### DATASET EXTRACT
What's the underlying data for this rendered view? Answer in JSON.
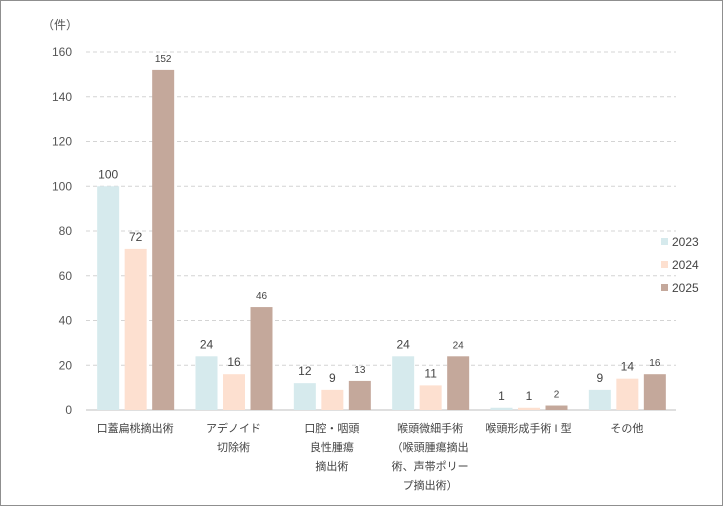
{
  "chart_data": {
    "type": "bar",
    "unit_label": "（件）",
    "ylim": [
      0,
      160
    ],
    "yticks": [
      0,
      20,
      40,
      60,
      80,
      100,
      120,
      140,
      160
    ],
    "grid": true,
    "legend_position": "right",
    "categories": [
      [
        "口蓋扁桃摘出術"
      ],
      [
        "アデノイド",
        "切除術"
      ],
      [
        "口腔・咽頭",
        "良性腫瘍",
        "摘出術"
      ],
      [
        "喉頭微細手術",
        "（喉頭腫瘍摘出",
        "術、声帯ポリー",
        "プ摘出術）"
      ],
      [
        "喉頭形成手術 I 型"
      ],
      [
        "その他"
      ]
    ],
    "series": [
      {
        "name": "2023",
        "color": "#d6eaed",
        "values": [
          100,
          24,
          12,
          24,
          1,
          9
        ]
      },
      {
        "name": "2024",
        "color": "#fde0d0",
        "values": [
          72,
          16,
          9,
          11,
          1,
          14
        ]
      },
      {
        "name": "2025",
        "color": "#c4a89b",
        "values": [
          152,
          46,
          13,
          24,
          2,
          16
        ]
      }
    ]
  }
}
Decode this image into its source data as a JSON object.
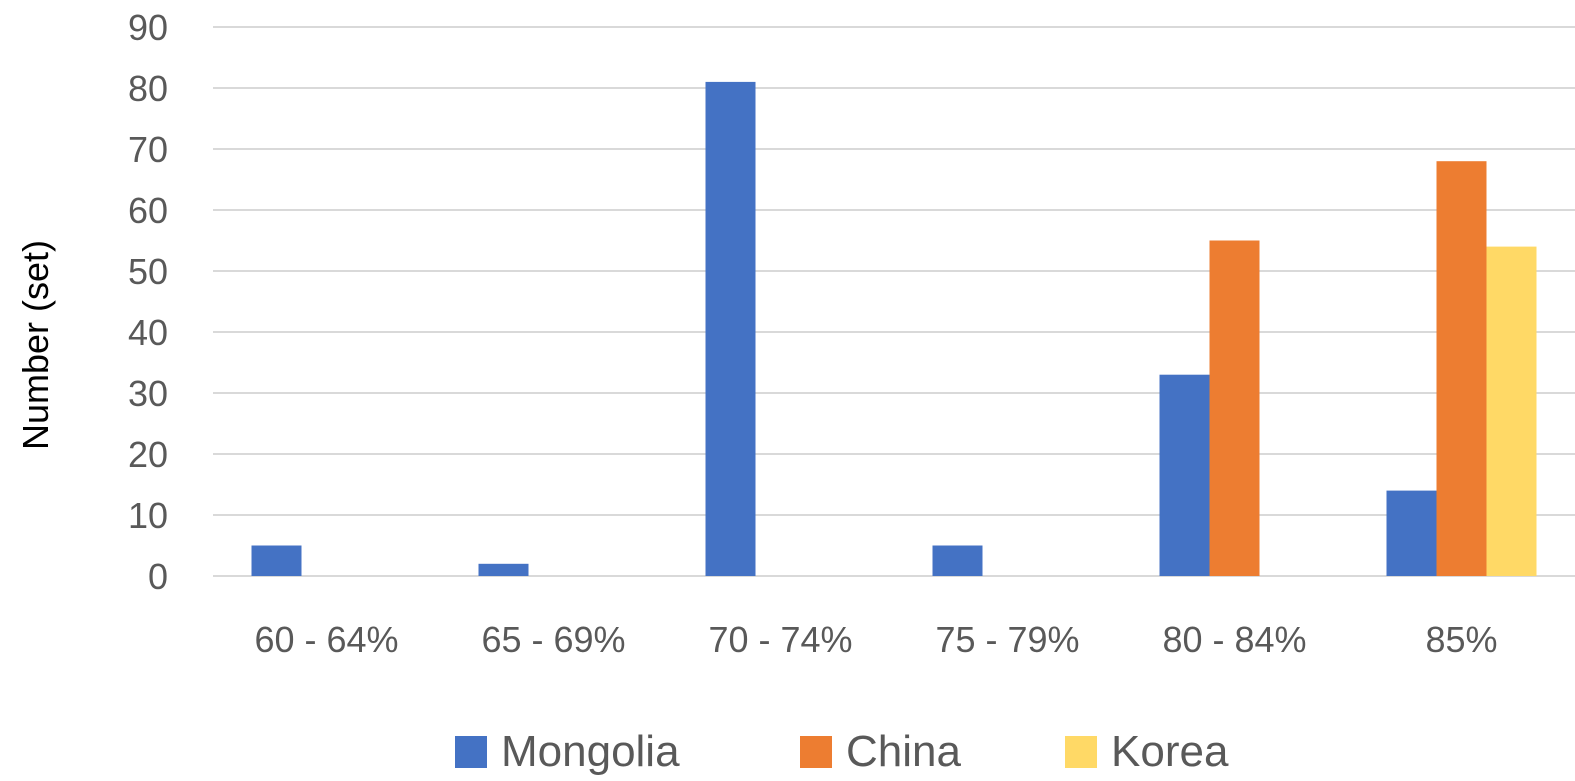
{
  "chart_data": {
    "type": "bar",
    "title": "",
    "xlabel": "",
    "ylabel": "Number (set)",
    "ylim": [
      0,
      90
    ],
    "yticks": [
      0,
      10,
      20,
      30,
      40,
      50,
      60,
      70,
      80,
      90
    ],
    "grid": true,
    "legend_position": "bottom",
    "categories": [
      "60 - 64%",
      "65 - 69%",
      "70 - 74%",
      "75 - 79%",
      "80 - 84%",
      "85%"
    ],
    "series": [
      {
        "name": "Mongolia",
        "color": "#4472C4",
        "values": [
          5,
          2,
          81,
          5,
          33,
          14
        ]
      },
      {
        "name": "China",
        "color": "#ED7D31",
        "values": [
          0,
          0,
          0,
          0,
          55,
          68
        ]
      },
      {
        "name": "Korea",
        "color": "#FFD966",
        "values": [
          0,
          0,
          0,
          0,
          0,
          54
        ]
      }
    ]
  }
}
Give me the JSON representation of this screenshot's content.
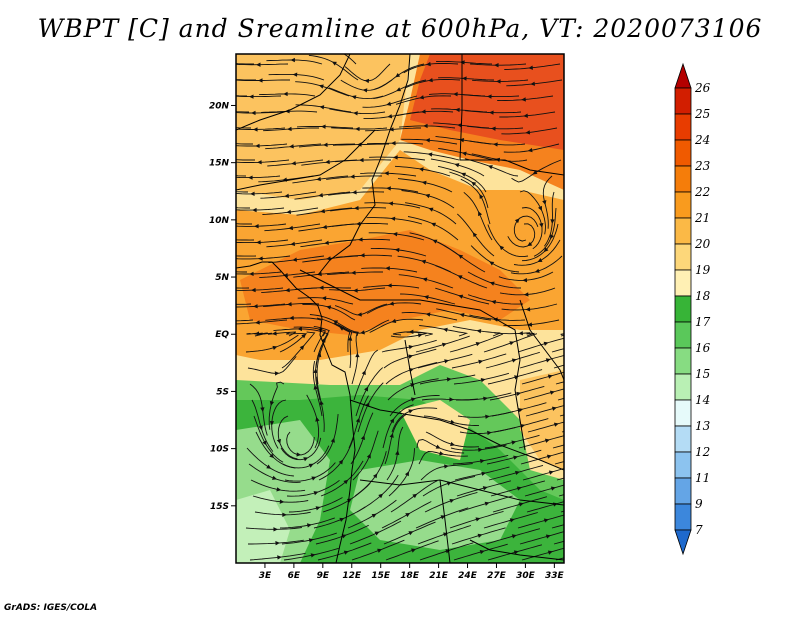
{
  "title": "WBPT [C] and Sreamline at 600hPa, VT: 2020073106",
  "footer": "GrADS: IGES/COLA",
  "map": {
    "lat_labels": [
      "20N",
      "15N",
      "10N",
      "5N",
      "EQ",
      "5S",
      "10S",
      "15S"
    ],
    "lat_values": [
      20,
      15,
      10,
      5,
      0,
      -5,
      -10,
      -15
    ],
    "lon_labels": [
      "3E",
      "6E",
      "9E",
      "12E",
      "15E",
      "18E",
      "21E",
      "24E",
      "27E",
      "30E",
      "33E"
    ],
    "lon_values": [
      3,
      6,
      9,
      12,
      15,
      18,
      21,
      24,
      27,
      30,
      33
    ],
    "lon_range": [
      0,
      34
    ],
    "lat_range": [
      -20,
      24.5
    ]
  },
  "colorbar": {
    "labels": [
      "26",
      "25",
      "24",
      "23",
      "22",
      "21",
      "20",
      "19",
      "18",
      "17",
      "16",
      "15",
      "14",
      "13",
      "12",
      "11",
      "9",
      "7"
    ],
    "colors": [
      "#b40000",
      "#d21e00",
      "#e83c00",
      "#f05a00",
      "#f57d0a",
      "#f99b1e",
      "#fbb946",
      "#fdd77a",
      "#fff0b4",
      "#37b437",
      "#5ac85a",
      "#87dc82",
      "#b9f0b4",
      "#e6fafa",
      "#b4dcf5",
      "#8cc3ef",
      "#64a5e6",
      "#3c87dc",
      "#1e69cd"
    ]
  },
  "field_colors": {
    "very_warm": "#e8501e",
    "warm": "#f5821e",
    "warm_mid": "#faa532",
    "mid": "#fcc35f",
    "cool_mid": "#fde39b",
    "green_dark": "#3cb43c",
    "green": "#64c85a",
    "green_light": "#96dc8c",
    "green_pale": "#c3f0b9"
  }
}
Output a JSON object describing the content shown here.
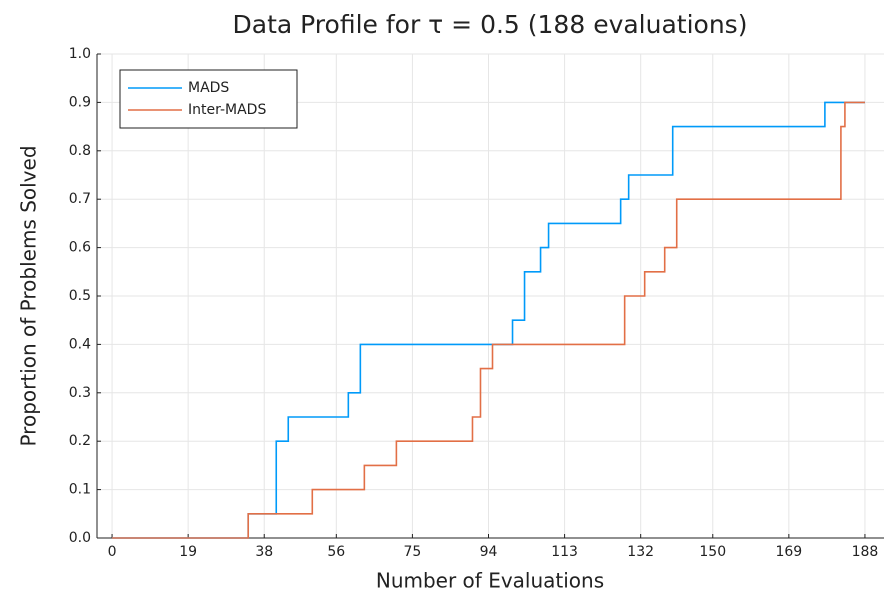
{
  "chart_data": {
    "type": "line",
    "step": "post",
    "title": "Data Profile for τ = 0.5 (188 evaluations)",
    "xlabel": "Number of Evaluations",
    "ylabel": "Proportion of Problems Solved",
    "xlim": [
      -3.76,
      192.76
    ],
    "ylim": [
      0,
      1
    ],
    "xticks": [
      0,
      19,
      38,
      56,
      75,
      94,
      113,
      132,
      150,
      169,
      188
    ],
    "yticks": [
      {
        "value": 0,
        "label": "0.0"
      },
      {
        "value": 0.1,
        "label": "0.1"
      },
      {
        "value": 0.2,
        "label": "0.2"
      },
      {
        "value": 0.3,
        "label": "0.3"
      },
      {
        "value": 0.4,
        "label": "0.4"
      },
      {
        "value": 0.5,
        "label": "0.5"
      },
      {
        "value": 0.6,
        "label": "0.6"
      },
      {
        "value": 0.7,
        "label": "0.7"
      },
      {
        "value": 0.8,
        "label": "0.8"
      },
      {
        "value": 0.9,
        "label": "0.9"
      },
      {
        "value": 1,
        "label": "1.0"
      }
    ],
    "grid": true,
    "legend": "top-left",
    "series": [
      {
        "name": "MADS",
        "color": "#009af9",
        "x": [
          0,
          34,
          41,
          44,
          59,
          62,
          100,
          103,
          107,
          109,
          127,
          129,
          140,
          178,
          188
        ],
        "values": [
          0,
          0.05,
          0.2,
          0.25,
          0.3,
          0.4,
          0.45,
          0.55,
          0.6,
          0.65,
          0.7,
          0.75,
          0.85,
          0.9,
          0.9
        ]
      },
      {
        "name": "Inter-MADS",
        "color": "#e26f46",
        "x": [
          0,
          34,
          50,
          63,
          71,
          90,
          92,
          95,
          128,
          133,
          138,
          141,
          182,
          183,
          188
        ],
        "values": [
          0,
          0.05,
          0.1,
          0.15,
          0.2,
          0.25,
          0.35,
          0.4,
          0.5,
          0.55,
          0.6,
          0.7,
          0.85,
          0.9,
          0.9
        ]
      }
    ]
  }
}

### TASK DESCRIPTION
State, as a number only, how many lines in the entries include "JSON".

### SOLVED EXERCISE
4